[Text shown]
# # # #
Mike Dugan passed away in February 2021, but his legacy can be seen throughout his beloved hometown. The Hot Springs Baseball Trail, Hot Springs Baseball Weekend, and new world-class facilities at Majestic Park are lasting tributes to the work of Hot Springs’ cherished baseball leader. A college baseball tournament named in Dugan’s honor opens “baseball season” each February.
Arkansas Baseball Encyclopedia
Caleb Hardwick moved to Boston before the transformation of Hot Springs into a national baseball destination was complete, but his contribution to Arkansas baseball history is one of the most important tributes to the state’s baseball legacy.
The Arkansas Baseball Encyclopedia Hardwick began as a teenager remains the definitive resource for our baseball history. Among the thousands of entries covering players, teams, leagues, and ballparks are more than 100 short biographies of Black Arkansans who played baseball in African American leagues before 1960.
# # # #
[Given entries]
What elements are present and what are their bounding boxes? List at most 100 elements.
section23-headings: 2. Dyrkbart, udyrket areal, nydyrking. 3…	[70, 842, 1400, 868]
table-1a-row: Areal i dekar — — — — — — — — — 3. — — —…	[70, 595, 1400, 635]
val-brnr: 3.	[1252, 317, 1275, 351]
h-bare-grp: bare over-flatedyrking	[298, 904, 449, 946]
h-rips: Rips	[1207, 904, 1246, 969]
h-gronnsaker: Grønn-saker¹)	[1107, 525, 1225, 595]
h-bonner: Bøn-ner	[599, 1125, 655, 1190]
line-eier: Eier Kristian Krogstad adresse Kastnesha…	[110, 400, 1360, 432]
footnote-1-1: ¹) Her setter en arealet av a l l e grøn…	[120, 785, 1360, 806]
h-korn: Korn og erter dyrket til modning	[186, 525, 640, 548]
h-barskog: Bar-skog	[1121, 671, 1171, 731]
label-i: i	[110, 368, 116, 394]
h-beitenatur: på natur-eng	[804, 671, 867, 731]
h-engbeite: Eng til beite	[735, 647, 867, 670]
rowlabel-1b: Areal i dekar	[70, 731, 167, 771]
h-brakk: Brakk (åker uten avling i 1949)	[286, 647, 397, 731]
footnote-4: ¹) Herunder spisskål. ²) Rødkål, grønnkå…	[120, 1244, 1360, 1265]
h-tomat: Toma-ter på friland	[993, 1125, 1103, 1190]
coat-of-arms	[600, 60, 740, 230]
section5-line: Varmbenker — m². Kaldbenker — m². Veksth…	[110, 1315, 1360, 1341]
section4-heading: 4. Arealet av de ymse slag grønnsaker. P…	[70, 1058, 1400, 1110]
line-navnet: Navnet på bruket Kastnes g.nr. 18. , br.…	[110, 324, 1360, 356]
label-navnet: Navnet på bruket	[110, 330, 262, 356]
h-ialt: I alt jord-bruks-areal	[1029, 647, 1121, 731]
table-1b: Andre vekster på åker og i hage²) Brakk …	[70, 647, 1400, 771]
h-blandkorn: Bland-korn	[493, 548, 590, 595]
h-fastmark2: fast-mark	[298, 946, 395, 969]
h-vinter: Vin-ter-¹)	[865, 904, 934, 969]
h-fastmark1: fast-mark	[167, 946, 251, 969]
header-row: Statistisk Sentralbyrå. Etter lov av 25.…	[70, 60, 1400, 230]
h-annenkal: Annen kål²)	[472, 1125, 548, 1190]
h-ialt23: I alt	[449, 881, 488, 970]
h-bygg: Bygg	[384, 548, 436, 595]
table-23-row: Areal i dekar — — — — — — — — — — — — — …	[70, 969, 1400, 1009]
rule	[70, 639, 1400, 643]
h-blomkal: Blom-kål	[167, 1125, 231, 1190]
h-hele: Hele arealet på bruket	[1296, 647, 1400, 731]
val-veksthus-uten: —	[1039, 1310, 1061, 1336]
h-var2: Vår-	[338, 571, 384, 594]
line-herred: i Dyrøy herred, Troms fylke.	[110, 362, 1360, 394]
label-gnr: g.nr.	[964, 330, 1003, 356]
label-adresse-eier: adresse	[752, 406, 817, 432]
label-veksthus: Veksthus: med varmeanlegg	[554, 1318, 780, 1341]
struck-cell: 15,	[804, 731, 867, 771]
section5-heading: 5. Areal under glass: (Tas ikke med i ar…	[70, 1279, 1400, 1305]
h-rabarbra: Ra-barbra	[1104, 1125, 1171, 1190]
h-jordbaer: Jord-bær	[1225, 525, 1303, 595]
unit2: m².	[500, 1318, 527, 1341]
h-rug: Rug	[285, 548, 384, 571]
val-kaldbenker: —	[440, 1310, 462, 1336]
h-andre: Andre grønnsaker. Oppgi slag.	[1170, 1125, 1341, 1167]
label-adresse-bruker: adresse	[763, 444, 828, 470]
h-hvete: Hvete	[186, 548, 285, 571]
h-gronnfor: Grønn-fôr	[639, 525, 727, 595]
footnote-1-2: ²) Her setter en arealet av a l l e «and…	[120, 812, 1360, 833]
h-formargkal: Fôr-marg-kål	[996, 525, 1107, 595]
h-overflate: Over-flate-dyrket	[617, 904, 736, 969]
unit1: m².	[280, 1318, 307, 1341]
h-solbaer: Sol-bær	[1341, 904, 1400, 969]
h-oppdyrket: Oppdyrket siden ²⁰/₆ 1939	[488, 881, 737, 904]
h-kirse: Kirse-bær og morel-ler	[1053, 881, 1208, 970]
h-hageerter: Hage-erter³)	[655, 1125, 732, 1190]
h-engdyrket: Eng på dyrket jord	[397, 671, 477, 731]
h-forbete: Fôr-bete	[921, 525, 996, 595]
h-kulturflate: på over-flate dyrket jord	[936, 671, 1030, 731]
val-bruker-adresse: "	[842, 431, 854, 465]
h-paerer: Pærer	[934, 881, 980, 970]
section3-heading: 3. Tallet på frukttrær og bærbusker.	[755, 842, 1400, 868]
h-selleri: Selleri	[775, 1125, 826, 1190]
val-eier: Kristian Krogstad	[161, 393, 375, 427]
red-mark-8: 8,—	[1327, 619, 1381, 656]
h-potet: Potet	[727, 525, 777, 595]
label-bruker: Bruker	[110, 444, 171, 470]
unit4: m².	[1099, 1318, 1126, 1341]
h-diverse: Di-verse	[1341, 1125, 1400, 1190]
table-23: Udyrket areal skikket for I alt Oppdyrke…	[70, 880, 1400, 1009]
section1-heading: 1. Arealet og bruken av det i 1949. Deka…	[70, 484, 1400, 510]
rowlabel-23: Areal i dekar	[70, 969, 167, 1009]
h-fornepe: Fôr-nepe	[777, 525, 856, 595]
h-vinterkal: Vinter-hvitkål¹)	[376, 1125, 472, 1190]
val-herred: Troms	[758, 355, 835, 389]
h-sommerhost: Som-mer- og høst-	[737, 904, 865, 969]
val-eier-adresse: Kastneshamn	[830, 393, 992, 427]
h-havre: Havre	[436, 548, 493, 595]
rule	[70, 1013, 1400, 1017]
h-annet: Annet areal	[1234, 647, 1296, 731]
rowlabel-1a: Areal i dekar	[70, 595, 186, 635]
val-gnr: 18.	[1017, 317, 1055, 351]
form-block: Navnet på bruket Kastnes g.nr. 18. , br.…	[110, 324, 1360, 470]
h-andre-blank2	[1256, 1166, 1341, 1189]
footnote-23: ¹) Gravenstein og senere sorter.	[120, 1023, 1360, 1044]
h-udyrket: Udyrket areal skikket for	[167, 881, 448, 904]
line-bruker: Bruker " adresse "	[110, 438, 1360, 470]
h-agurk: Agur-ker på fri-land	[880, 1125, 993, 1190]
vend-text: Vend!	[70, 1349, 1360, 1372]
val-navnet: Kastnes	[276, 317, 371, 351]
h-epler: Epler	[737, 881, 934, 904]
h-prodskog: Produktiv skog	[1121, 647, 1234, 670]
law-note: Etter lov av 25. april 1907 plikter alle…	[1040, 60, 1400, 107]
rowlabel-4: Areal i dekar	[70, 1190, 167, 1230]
# # # #
[To do]
a) In the Hot Springs baseball text, to which city did Caleb Hardwick move?
b) Reproduce the Hot Springs baseball text verbatim from "The Arkansas Baseball" to "leagues before 1960.".

[Solution set]
a) Boston

b)
The Arkansas Baseball Encyclopedia Hardwick began as a teenager remains the definitive resource for our baseball history. Among the thousands of entries covering players, teams, leagues, and ballparks are more than 100 short biographies of Black Arkansans who played baseball in African American leagues before 1960.